#### Excerpted text
[BEGIN]

Why Unisex Fragrance Is Just… Fragrance - EAU EAU

Why Unisex Fragrance Is Just… Fragrance

Walk into any department store fragrance section and the first thing you'll encounter is a divide. Women's fragrances on one side. Men's on the other. Pink packaging here, dark packaging there. Florals and fruits in one direction, woods and leather in the other.

It's so deeply embedded in the shopping experience that it feels natural. Obvious, even. Of course there are women's perfumes and men's colognes. They smell different. They're for different people.

Except they're not. Not really. And understanding why is one of the most freeing things that can happen to how you experience scent.

A Brief History of an Invented Divide

For most of perfumery's history, fragrance wasn't gendered. The ancient Egyptians, the Romans, the Ottoman Empire, the courts of Renaissance Europe — all used scent lavishly, and none of them would have understood the idea that rose was for women and cedar was for men. Scent was scent. You wore what pleased you.

The gendering of fragrance is almost entirely a twentieth-century marketing invention, driven by the same consumer psychology that decided pink was for girls and blue was for boys. As the perfume industry scaled in the postwar era, dividing the market by gender was an efficient way to double the product lines and simplify the sales pitch. Give women something soft and sweet. Give men something sharp and strong. Sell twice as many bottles.

It worked commercially. It also created an entirely artificial set of associations that has shaped — and limited — how most people think about scent for the better part of a century.

What "Masculine" and "Feminine" Actually Mean in Fragrance

When a fragrance is labelled "for women" or "for men," what's the actual difference? In most cases, it comes down to marketing decisions, not formulation principles.

Take rose. One of the oldest and most universally used ingredients in perfumery, it's been culturally coded as feminine in the West for decades. But some of the most celebrated "masculine" fragrances in history feature rose prominently. The same ingredient, the same molecule, perceived entirely differently depending on the packaging and the marketing copy.

[END]

#### Record excerpts

[BEGIN]

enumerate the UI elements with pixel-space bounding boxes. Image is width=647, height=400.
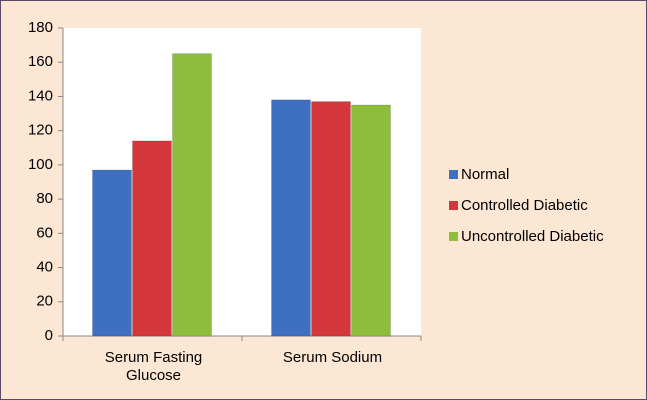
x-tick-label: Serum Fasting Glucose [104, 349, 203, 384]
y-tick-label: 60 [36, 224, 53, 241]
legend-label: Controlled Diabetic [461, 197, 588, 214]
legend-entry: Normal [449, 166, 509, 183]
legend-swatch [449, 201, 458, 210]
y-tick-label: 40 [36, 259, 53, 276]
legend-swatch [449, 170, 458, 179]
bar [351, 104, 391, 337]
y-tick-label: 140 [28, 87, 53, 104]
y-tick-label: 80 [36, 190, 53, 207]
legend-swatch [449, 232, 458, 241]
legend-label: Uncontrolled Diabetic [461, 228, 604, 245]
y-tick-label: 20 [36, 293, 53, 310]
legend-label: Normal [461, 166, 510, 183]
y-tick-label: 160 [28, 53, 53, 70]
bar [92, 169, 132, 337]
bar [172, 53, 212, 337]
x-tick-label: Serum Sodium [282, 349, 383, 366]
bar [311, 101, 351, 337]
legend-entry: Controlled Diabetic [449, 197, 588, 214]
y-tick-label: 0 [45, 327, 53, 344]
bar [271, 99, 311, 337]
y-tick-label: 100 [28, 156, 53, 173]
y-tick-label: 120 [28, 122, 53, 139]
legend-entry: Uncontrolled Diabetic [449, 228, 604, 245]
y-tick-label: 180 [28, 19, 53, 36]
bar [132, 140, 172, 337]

[END]

#### Jobs
a: In the fragrance article above, transcribe the part that opens with the words containing "A Brief History" and closes with "what pleased you.".
b: According to the fragrance article, why did the perfume industry begin dividing its market by gender as it grew in the postwar era? Answer in one to three sentences.

#### Worked answers
a:
A Brief History of an Invented Divide

For most of perfumery's history, fragrance wasn't gendered. The ancient Egyptians, the Romans, the Ottoman Empire, the courts of Renaissance Europe — all used scent lavishly, and none of them would have understood the idea that rose was for women and cedar was for men. Scent was scent. You wore what pleased you.

b: Splitting the market by gender was an efficient way to double the product lines and simplify the sales pitch. Women got soft, sweet scents and men got sharp, strong ones, which meant selling twice as many bottles.